Leaving out the pictures, transcribe all of the records faithfully.

┌──

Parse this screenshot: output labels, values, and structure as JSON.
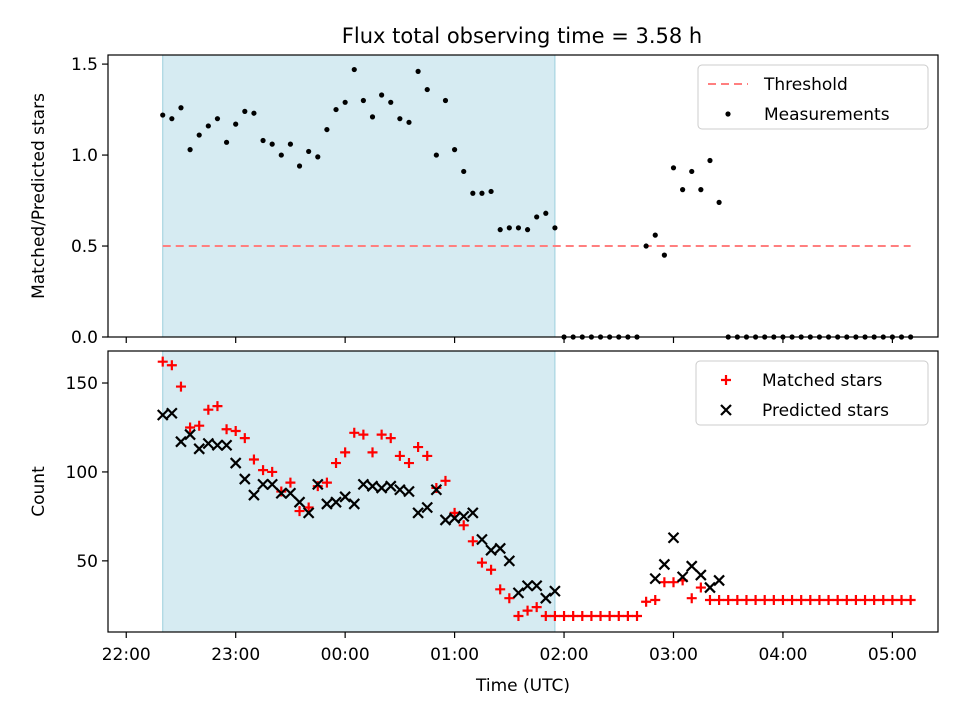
{
  "title": "Flux total observing time = 3.58 h",
  "colors": {
    "shade": "#add8e6",
    "threshold": "#ff7f7f",
    "matched": "#ff0000",
    "predicted": "#000000",
    "measurement": "#000000"
  },
  "chart_data": [
    {
      "type": "scatter",
      "ylabel": "Matched/Predicted stars",
      "xlabel": "",
      "ylim": [
        0,
        1.55
      ],
      "yticks": [
        0,
        0.5,
        1.0,
        1.5
      ],
      "ytick_labels": [
        "0.0",
        "0.5",
        "1.0",
        "1.5"
      ],
      "xlim": [
        "21:50",
        "05:25"
      ],
      "shaded_span": [
        "22:20",
        "01:55"
      ],
      "threshold": {
        "label": "Threshold",
        "value": 0.5,
        "x_range": [
          "22:20",
          "05:10"
        ]
      },
      "legend": {
        "position": "upper right",
        "entries": [
          "Threshold",
          "Measurements"
        ]
      },
      "series": [
        {
          "name": "Measurements",
          "marker": "dot",
          "x": [
            "22:20",
            "22:25",
            "22:30",
            "22:35",
            "22:40",
            "22:45",
            "22:50",
            "22:55",
            "23:00",
            "23:05",
            "23:10",
            "23:15",
            "23:20",
            "23:25",
            "23:30",
            "23:35",
            "23:40",
            "23:45",
            "23:50",
            "23:55",
            "00:00",
            "00:05",
            "00:10",
            "00:15",
            "00:20",
            "00:25",
            "00:30",
            "00:35",
            "00:40",
            "00:45",
            "00:50",
            "00:55",
            "01:00",
            "01:05",
            "01:10",
            "01:15",
            "01:20",
            "01:25",
            "01:30",
            "01:35",
            "01:40",
            "01:45",
            "01:50",
            "01:55",
            "02:00",
            "02:05",
            "02:10",
            "02:15",
            "02:20",
            "02:25",
            "02:30",
            "02:35",
            "02:40",
            "02:45",
            "02:50",
            "02:55",
            "03:00",
            "03:05",
            "03:10",
            "03:15",
            "03:20",
            "03:25",
            "03:30",
            "03:35",
            "03:40",
            "03:45",
            "03:50",
            "03:55",
            "04:00",
            "04:05",
            "04:10",
            "04:15",
            "04:20",
            "04:25",
            "04:30",
            "04:35",
            "04:40",
            "04:45",
            "04:50",
            "04:55",
            "05:00",
            "05:05",
            "05:10"
          ],
          "y": [
            1.22,
            1.2,
            1.26,
            1.03,
            1.11,
            1.16,
            1.2,
            1.07,
            1.17,
            1.24,
            1.23,
            1.08,
            1.06,
            1.0,
            1.06,
            0.94,
            1.02,
            0.99,
            1.14,
            1.25,
            1.29,
            1.47,
            1.3,
            1.21,
            1.33,
            1.29,
            1.2,
            1.18,
            1.46,
            1.36,
            1.0,
            1.3,
            1.03,
            0.91,
            0.79,
            0.79,
            0.8,
            0.59,
            0.6,
            0.6,
            0.59,
            0.66,
            0.68,
            0.6,
            0,
            0,
            0,
            0,
            0,
            0,
            0,
            0,
            0,
            0.5,
            0.56,
            0.45,
            0.93,
            0.81,
            0.91,
            0.81,
            0.97,
            0.74,
            0,
            0,
            0,
            0,
            0,
            0,
            0,
            0,
            0,
            0,
            0,
            0,
            0,
            0,
            0,
            0,
            0,
            0,
            0,
            0,
            0
          ]
        }
      ]
    },
    {
      "type": "scatter",
      "ylabel": "Count",
      "xlabel": "Time (UTC)",
      "ylim": [
        10,
        168
      ],
      "yticks": [
        50,
        100,
        150
      ],
      "ytick_labels": [
        "50",
        "100",
        "150"
      ],
      "xlim": [
        "21:50",
        "05:25"
      ],
      "xticks": [
        "22:00",
        "23:00",
        "00:00",
        "01:00",
        "02:00",
        "03:00",
        "04:00",
        "05:00"
      ],
      "xtick_labels": [
        "22:00",
        "23:00",
        "00:00",
        "01:00",
        "02:00",
        "03:00",
        "04:00",
        "05:00"
      ],
      "shaded_span": [
        "22:20",
        "01:55"
      ],
      "legend": {
        "position": "upper right",
        "entries": [
          "Matched stars",
          "Predicted stars"
        ]
      },
      "series": [
        {
          "name": "Matched stars",
          "marker": "plus",
          "x": [
            "22:20",
            "22:25",
            "22:30",
            "22:35",
            "22:40",
            "22:45",
            "22:50",
            "22:55",
            "23:00",
            "23:05",
            "23:10",
            "23:15",
            "23:20",
            "23:25",
            "23:30",
            "23:35",
            "23:40",
            "23:45",
            "23:50",
            "23:55",
            "00:00",
            "00:05",
            "00:10",
            "00:15",
            "00:20",
            "00:25",
            "00:30",
            "00:35",
            "00:40",
            "00:45",
            "00:50",
            "00:55",
            "01:00",
            "01:05",
            "01:10",
            "01:15",
            "01:20",
            "01:25",
            "01:30",
            "01:35",
            "01:40",
            "01:45",
            "01:50",
            "01:55",
            "02:00",
            "02:05",
            "02:10",
            "02:15",
            "02:20",
            "02:25",
            "02:30",
            "02:35",
            "02:40",
            "02:45",
            "02:50",
            "02:55",
            "03:00",
            "03:05",
            "03:10",
            "03:15",
            "03:20",
            "03:25",
            "03:30",
            "03:35",
            "03:40",
            "03:45",
            "03:50",
            "03:55",
            "04:00",
            "04:05",
            "04:10",
            "04:15",
            "04:20",
            "04:25",
            "04:30",
            "04:35",
            "04:40",
            "04:45",
            "04:50",
            "04:55",
            "05:00",
            "05:05",
            "05:10"
          ],
          "y": [
            162,
            160,
            148,
            125,
            126,
            135,
            137,
            124,
            123,
            119,
            107,
            101,
            100,
            89,
            94,
            78,
            80,
            92,
            94,
            105,
            111,
            122,
            121,
            111,
            121,
            119,
            109,
            105,
            114,
            109,
            91,
            95,
            77,
            70,
            61,
            49,
            45,
            34,
            29,
            19,
            22,
            24,
            19,
            19,
            19,
            19,
            19,
            19,
            19,
            19,
            19,
            19,
            19,
            27,
            28,
            38,
            38,
            39,
            29,
            35,
            28,
            28,
            28,
            28,
            28,
            28,
            28,
            28,
            28,
            28,
            28,
            28,
            28,
            28,
            28,
            28,
            28,
            28,
            28,
            28,
            28,
            28,
            28
          ]
        },
        {
          "name": "Predicted stars",
          "marker": "x",
          "x": [
            "22:20",
            "22:25",
            "22:30",
            "22:35",
            "22:40",
            "22:45",
            "22:50",
            "22:55",
            "23:00",
            "23:05",
            "23:10",
            "23:15",
            "23:20",
            "23:25",
            "23:30",
            "23:35",
            "23:40",
            "23:45",
            "23:50",
            "23:55",
            "00:00",
            "00:05",
            "00:10",
            "00:15",
            "00:20",
            "00:25",
            "00:30",
            "00:35",
            "00:40",
            "00:45",
            "00:50",
            "00:55",
            "01:00",
            "01:05",
            "01:10",
            "01:15",
            "01:20",
            "01:25",
            "01:30",
            "01:35",
            "01:40",
            "01:45",
            "01:50",
            "01:55",
            "02:50",
            "02:55",
            "03:00",
            "03:05",
            "03:10",
            "03:15",
            "03:20",
            "03:25"
          ],
          "y": [
            132,
            133,
            117,
            121,
            113,
            116,
            115,
            115,
            105,
            96,
            87,
            93,
            93,
            88,
            88,
            83,
            77,
            93,
            82,
            83,
            86,
            82,
            93,
            92,
            91,
            92,
            90,
            89,
            77,
            80,
            90,
            73,
            74,
            75,
            77,
            62,
            56,
            57,
            50,
            32,
            36,
            36,
            29,
            33,
            40,
            48,
            63,
            41,
            47,
            42,
            35,
            39
          ]
        }
      ]
    }
  ]
}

└──

- [Response for this exercise]:
Parse this screenshot: output labels, values, and structure as JSON.
{
  "title": "Flux total observing time = 3.58 h",
  "colors": {
    "shade": "#add8e6",
    "threshold": "#ff7f7f",
    "matched": "#ff0000",
    "predicted": "#000000",
    "measurement": "#000000"
  },
  "chart_data": [
    {
      "type": "scatter",
      "ylabel": "Matched/Predicted stars",
      "xlabel": "",
      "ylim": [
        0,
        1.55
      ],
      "yticks": [
        0,
        0.5,
        1.0,
        1.5
      ],
      "ytick_labels": [
        "0.0",
        "0.5",
        "1.0",
        "1.5"
      ],
      "xlim": [
        "21:50",
        "05:25"
      ],
      "shaded_span": [
        "22:20",
        "01:55"
      ],
      "threshold": {
        "label": "Threshold",
        "value": 0.5,
        "x_range": [
          "22:20",
          "05:10"
        ]
      },
      "legend": {
        "position": "upper right",
        "entries": [
          "Threshold",
          "Measurements"
        ]
      },
      "series": [
        {
          "name": "Measurements",
          "marker": "dot",
          "x": [
            "22:20",
            "22:25",
            "22:30",
            "22:35",
            "22:40",
            "22:45",
            "22:50",
            "22:55",
            "23:00",
            "23:05",
            "23:10",
            "23:15",
            "23:20",
            "23:25",
            "23:30",
            "23:35",
            "23:40",
            "23:45",
            "23:50",
            "23:55",
            "00:00",
            "00:05",
            "00:10",
            "00:15",
            "00:20",
            "00:25",
            "00:30",
            "00:35",
            "00:40",
            "00:45",
            "00:50",
            "00:55",
            "01:00",
            "01:05",
            "01:10",
            "01:15",
            "01:20",
            "01:25",
            "01:30",
            "01:35",
            "01:40",
            "01:45",
            "01:50",
            "01:55",
            "02:00",
            "02:05",
            "02:10",
            "02:15",
            "02:20",
            "02:25",
            "02:30",
            "02:35",
            "02:40",
            "02:45",
            "02:50",
            "02:55",
            "03:00",
            "03:05",
            "03:10",
            "03:15",
            "03:20",
            "03:25",
            "03:30",
            "03:35",
            "03:40",
            "03:45",
            "03:50",
            "03:55",
            "04:00",
            "04:05",
            "04:10",
            "04:15",
            "04:20",
            "04:25",
            "04:30",
            "04:35",
            "04:40",
            "04:45",
            "04:50",
            "04:55",
            "05:00",
            "05:05",
            "05:10"
          ],
          "y": [
            1.22,
            1.2,
            1.26,
            1.03,
            1.11,
            1.16,
            1.2,
            1.07,
            1.17,
            1.24,
            1.23,
            1.08,
            1.06,
            1.0,
            1.06,
            0.94,
            1.02,
            0.99,
            1.14,
            1.25,
            1.29,
            1.47,
            1.3,
            1.21,
            1.33,
            1.29,
            1.2,
            1.18,
            1.46,
            1.36,
            1.0,
            1.3,
            1.03,
            0.91,
            0.79,
            0.79,
            0.8,
            0.59,
            0.6,
            0.6,
            0.59,
            0.66,
            0.68,
            0.6,
            0,
            0,
            0,
            0,
            0,
            0,
            0,
            0,
            0,
            0.5,
            0.56,
            0.45,
            0.93,
            0.81,
            0.91,
            0.81,
            0.97,
            0.74,
            0,
            0,
            0,
            0,
            0,
            0,
            0,
            0,
            0,
            0,
            0,
            0,
            0,
            0,
            0,
            0,
            0,
            0,
            0,
            0,
            0
          ]
        }
      ]
    },
    {
      "type": "scatter",
      "ylabel": "Count",
      "xlabel": "Time (UTC)",
      "ylim": [
        10,
        168
      ],
      "yticks": [
        50,
        100,
        150
      ],
      "ytick_labels": [
        "50",
        "100",
        "150"
      ],
      "xlim": [
        "21:50",
        "05:25"
      ],
      "xticks": [
        "22:00",
        "23:00",
        "00:00",
        "01:00",
        "02:00",
        "03:00",
        "04:00",
        "05:00"
      ],
      "xtick_labels": [
        "22:00",
        "23:00",
        "00:00",
        "01:00",
        "02:00",
        "03:00",
        "04:00",
        "05:00"
      ],
      "shaded_span": [
        "22:20",
        "01:55"
      ],
      "legend": {
        "position": "upper right",
        "entries": [
          "Matched stars",
          "Predicted stars"
        ]
      },
      "series": [
        {
          "name": "Matched stars",
          "marker": "plus",
          "x": [
            "22:20",
            "22:25",
            "22:30",
            "22:35",
            "22:40",
            "22:45",
            "22:50",
            "22:55",
            "23:00",
            "23:05",
            "23:10",
            "23:15",
            "23:20",
            "23:25",
            "23:30",
            "23:35",
            "23:40",
            "23:45",
            "23:50",
            "23:55",
            "00:00",
            "00:05",
            "00:10",
            "00:15",
            "00:20",
            "00:25",
            "00:30",
            "00:35",
            "00:40",
            "00:45",
            "00:50",
            "00:55",
            "01:00",
            "01:05",
            "01:10",
            "01:15",
            "01:20",
            "01:25",
            "01:30",
            "01:35",
            "01:40",
            "01:45",
            "01:50",
            "01:55",
            "02:00",
            "02:05",
            "02:10",
            "02:15",
            "02:20",
            "02:25",
            "02:30",
            "02:35",
            "02:40",
            "02:45",
            "02:50",
            "02:55",
            "03:00",
            "03:05",
            "03:10",
            "03:15",
            "03:20",
            "03:25",
            "03:30",
            "03:35",
            "03:40",
            "03:45",
            "03:50",
            "03:55",
            "04:00",
            "04:05",
            "04:10",
            "04:15",
            "04:20",
            "04:25",
            "04:30",
            "04:35",
            "04:40",
            "04:45",
            "04:50",
            "04:55",
            "05:00",
            "05:05",
            "05:10"
          ],
          "y": [
            162,
            160,
            148,
            125,
            126,
            135,
            137,
            124,
            123,
            119,
            107,
            101,
            100,
            89,
            94,
            78,
            80,
            92,
            94,
            105,
            111,
            122,
            121,
            111,
            121,
            119,
            109,
            105,
            114,
            109,
            91,
            95,
            77,
            70,
            61,
            49,
            45,
            34,
            29,
            19,
            22,
            24,
            19,
            19,
            19,
            19,
            19,
            19,
            19,
            19,
            19,
            19,
            19,
            27,
            28,
            38,
            38,
            39,
            29,
            35,
            28,
            28,
            28,
            28,
            28,
            28,
            28,
            28,
            28,
            28,
            28,
            28,
            28,
            28,
            28,
            28,
            28,
            28,
            28,
            28,
            28,
            28,
            28
          ]
        },
        {
          "name": "Predicted stars",
          "marker": "x",
          "x": [
            "22:20",
            "22:25",
            "22:30",
            "22:35",
            "22:40",
            "22:45",
            "22:50",
            "22:55",
            "23:00",
            "23:05",
            "23:10",
            "23:15",
            "23:20",
            "23:25",
            "23:30",
            "23:35",
            "23:40",
            "23:45",
            "23:50",
            "23:55",
            "00:00",
            "00:05",
            "00:10",
            "00:15",
            "00:20",
            "00:25",
            "00:30",
            "00:35",
            "00:40",
            "00:45",
            "00:50",
            "00:55",
            "01:00",
            "01:05",
            "01:10",
            "01:15",
            "01:20",
            "01:25",
            "01:30",
            "01:35",
            "01:40",
            "01:45",
            "01:50",
            "01:55",
            "02:50",
            "02:55",
            "03:00",
            "03:05",
            "03:10",
            "03:15",
            "03:20",
            "03:25"
          ],
          "y": [
            132,
            133,
            117,
            121,
            113,
            116,
            115,
            115,
            105,
            96,
            87,
            93,
            93,
            88,
            88,
            83,
            77,
            93,
            82,
            83,
            86,
            82,
            93,
            92,
            91,
            92,
            90,
            89,
            77,
            80,
            90,
            73,
            74,
            75,
            77,
            62,
            56,
            57,
            50,
            32,
            36,
            36,
            29,
            33,
            40,
            48,
            63,
            41,
            47,
            42,
            35,
            39
          ]
        }
      ]
    }
  ]
}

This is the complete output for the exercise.